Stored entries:
* * *

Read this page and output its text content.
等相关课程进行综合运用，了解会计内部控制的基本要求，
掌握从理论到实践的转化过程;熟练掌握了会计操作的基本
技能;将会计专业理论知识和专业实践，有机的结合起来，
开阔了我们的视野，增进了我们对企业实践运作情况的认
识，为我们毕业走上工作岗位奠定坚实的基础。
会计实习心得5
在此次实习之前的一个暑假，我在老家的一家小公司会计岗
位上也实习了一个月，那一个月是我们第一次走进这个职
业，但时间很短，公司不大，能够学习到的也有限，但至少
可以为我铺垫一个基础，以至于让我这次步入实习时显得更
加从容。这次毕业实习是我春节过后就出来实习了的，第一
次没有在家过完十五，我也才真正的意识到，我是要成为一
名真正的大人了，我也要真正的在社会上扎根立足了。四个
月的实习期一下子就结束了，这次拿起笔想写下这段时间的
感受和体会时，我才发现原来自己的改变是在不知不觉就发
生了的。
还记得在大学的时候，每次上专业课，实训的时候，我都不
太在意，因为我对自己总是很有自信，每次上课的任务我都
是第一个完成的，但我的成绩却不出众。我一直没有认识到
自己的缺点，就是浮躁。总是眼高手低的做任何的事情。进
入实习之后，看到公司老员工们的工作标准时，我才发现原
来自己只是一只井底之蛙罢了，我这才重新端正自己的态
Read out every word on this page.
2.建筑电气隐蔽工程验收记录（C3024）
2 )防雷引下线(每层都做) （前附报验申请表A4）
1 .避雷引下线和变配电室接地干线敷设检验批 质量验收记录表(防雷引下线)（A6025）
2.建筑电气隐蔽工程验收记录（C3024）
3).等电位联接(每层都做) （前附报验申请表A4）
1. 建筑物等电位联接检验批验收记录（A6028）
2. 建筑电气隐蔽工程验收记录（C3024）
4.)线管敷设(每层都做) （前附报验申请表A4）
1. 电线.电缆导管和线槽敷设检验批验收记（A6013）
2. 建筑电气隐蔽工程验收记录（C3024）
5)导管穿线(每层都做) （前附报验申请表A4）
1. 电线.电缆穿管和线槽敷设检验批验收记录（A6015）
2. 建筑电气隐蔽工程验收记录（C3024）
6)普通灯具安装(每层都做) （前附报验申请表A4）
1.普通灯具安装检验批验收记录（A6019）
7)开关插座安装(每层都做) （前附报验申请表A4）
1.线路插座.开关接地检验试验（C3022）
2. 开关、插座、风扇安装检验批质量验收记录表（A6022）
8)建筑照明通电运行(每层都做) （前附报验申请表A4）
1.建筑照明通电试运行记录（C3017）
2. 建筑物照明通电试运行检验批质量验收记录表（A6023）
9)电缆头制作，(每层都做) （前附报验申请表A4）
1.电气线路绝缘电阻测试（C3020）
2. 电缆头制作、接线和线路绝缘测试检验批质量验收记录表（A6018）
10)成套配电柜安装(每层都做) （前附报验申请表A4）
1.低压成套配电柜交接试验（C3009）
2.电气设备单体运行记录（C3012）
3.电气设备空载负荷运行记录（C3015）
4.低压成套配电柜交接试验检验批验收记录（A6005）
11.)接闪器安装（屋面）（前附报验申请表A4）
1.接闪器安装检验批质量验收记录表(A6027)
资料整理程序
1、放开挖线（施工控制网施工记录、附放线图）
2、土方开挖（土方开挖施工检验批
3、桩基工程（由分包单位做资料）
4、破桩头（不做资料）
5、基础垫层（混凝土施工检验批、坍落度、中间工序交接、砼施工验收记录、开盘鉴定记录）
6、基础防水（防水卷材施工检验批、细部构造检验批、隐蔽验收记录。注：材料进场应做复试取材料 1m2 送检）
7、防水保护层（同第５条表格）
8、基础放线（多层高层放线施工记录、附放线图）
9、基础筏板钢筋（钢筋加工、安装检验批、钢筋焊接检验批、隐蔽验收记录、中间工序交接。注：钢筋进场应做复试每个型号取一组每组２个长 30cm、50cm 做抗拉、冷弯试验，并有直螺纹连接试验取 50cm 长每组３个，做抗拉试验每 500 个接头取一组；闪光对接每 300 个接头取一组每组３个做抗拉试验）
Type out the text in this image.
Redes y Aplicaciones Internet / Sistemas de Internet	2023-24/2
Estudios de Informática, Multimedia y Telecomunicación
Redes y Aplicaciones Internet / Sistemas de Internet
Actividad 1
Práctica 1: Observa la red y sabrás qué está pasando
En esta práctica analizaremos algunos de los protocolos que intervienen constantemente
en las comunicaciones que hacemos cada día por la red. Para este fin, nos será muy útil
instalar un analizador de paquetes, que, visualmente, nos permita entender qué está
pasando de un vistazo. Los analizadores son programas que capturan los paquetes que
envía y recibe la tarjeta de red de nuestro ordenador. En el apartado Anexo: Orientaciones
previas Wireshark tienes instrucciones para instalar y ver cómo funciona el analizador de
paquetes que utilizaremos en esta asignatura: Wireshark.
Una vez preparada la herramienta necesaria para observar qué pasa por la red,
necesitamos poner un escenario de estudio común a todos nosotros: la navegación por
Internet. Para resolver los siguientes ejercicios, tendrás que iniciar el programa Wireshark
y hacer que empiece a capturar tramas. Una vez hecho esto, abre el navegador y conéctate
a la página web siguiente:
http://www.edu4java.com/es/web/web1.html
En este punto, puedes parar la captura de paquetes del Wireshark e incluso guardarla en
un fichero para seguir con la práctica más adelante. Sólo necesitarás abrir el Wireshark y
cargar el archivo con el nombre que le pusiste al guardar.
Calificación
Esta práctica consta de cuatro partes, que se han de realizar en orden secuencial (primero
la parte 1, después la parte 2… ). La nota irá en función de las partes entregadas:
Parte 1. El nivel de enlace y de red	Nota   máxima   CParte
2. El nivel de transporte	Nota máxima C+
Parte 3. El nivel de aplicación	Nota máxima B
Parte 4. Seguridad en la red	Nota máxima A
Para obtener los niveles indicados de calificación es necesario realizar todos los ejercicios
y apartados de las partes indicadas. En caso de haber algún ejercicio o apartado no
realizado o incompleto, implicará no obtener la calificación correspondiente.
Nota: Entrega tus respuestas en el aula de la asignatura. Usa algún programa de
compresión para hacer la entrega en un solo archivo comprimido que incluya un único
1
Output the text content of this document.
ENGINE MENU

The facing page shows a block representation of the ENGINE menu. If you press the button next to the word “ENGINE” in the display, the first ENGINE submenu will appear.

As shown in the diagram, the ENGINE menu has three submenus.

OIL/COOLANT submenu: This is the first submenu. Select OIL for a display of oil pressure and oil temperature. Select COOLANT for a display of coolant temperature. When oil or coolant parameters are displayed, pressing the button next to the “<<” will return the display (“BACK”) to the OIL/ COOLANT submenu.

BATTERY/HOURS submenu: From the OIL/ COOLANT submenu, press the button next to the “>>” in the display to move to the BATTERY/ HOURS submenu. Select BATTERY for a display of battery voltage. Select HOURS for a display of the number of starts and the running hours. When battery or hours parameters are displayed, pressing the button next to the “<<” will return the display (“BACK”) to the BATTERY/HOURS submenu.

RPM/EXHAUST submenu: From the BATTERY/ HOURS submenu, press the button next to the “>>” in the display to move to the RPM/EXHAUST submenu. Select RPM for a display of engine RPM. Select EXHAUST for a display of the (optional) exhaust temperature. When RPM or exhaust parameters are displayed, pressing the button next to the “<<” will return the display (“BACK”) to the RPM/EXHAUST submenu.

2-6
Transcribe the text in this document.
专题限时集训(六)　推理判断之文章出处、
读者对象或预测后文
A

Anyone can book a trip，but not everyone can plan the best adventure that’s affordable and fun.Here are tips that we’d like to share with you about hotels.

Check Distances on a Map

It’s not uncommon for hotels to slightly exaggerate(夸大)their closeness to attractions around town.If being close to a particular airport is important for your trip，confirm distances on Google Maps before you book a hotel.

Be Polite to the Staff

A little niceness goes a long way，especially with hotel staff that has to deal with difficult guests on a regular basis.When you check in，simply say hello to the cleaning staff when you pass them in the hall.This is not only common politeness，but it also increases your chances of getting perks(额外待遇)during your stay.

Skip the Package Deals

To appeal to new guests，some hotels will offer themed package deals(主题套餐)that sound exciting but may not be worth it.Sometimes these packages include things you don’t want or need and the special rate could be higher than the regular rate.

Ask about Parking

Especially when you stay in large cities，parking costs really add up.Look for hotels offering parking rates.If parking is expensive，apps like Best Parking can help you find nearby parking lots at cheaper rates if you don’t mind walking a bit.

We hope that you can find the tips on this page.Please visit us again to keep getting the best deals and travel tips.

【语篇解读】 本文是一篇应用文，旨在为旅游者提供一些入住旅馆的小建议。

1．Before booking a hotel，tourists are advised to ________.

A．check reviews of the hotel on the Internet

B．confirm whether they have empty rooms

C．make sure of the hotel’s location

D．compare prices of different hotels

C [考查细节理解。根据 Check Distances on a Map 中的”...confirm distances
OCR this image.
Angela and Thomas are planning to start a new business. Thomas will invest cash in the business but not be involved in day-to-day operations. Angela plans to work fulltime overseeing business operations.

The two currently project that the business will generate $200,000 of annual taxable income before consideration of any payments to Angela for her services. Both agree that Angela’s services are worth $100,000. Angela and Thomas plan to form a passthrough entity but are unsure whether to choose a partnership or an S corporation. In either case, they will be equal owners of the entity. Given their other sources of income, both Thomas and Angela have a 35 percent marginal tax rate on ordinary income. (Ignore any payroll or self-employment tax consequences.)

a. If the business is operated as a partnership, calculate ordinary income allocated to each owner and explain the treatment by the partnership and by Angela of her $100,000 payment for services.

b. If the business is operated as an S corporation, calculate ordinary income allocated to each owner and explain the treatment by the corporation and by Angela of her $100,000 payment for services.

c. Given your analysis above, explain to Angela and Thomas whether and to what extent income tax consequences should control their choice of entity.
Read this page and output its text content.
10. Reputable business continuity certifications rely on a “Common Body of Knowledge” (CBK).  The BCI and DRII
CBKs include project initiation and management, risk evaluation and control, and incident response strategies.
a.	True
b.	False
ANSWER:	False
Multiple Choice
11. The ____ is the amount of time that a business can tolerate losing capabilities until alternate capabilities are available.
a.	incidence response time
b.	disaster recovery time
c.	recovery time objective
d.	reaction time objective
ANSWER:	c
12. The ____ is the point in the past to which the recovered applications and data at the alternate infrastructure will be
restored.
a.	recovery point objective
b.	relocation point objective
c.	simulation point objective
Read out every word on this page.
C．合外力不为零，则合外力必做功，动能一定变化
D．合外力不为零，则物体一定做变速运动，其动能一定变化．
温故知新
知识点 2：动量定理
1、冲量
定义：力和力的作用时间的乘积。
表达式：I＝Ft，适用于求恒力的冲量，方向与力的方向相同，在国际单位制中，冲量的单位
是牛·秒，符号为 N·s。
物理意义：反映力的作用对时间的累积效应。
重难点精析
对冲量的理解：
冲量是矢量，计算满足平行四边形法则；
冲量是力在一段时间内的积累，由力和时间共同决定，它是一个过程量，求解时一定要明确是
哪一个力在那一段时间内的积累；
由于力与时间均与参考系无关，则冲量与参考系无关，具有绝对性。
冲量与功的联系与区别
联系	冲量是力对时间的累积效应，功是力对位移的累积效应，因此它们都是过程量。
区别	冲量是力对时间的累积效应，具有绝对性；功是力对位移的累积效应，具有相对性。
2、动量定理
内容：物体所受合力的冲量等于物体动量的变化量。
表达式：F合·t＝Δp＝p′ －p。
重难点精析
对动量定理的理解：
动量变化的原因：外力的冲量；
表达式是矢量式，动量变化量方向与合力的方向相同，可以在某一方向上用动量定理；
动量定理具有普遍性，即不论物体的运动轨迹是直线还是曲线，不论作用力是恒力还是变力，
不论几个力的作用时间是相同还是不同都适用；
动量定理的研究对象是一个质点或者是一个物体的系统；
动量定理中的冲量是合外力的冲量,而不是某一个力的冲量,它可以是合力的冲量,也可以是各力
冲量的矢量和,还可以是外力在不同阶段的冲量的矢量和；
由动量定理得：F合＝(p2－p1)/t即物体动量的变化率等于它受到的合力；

* * *

# EXERCISE:
Above is a listing; report how many of its lines include the word "COOLANT", giving the number only.

# TASK ANSWER:
2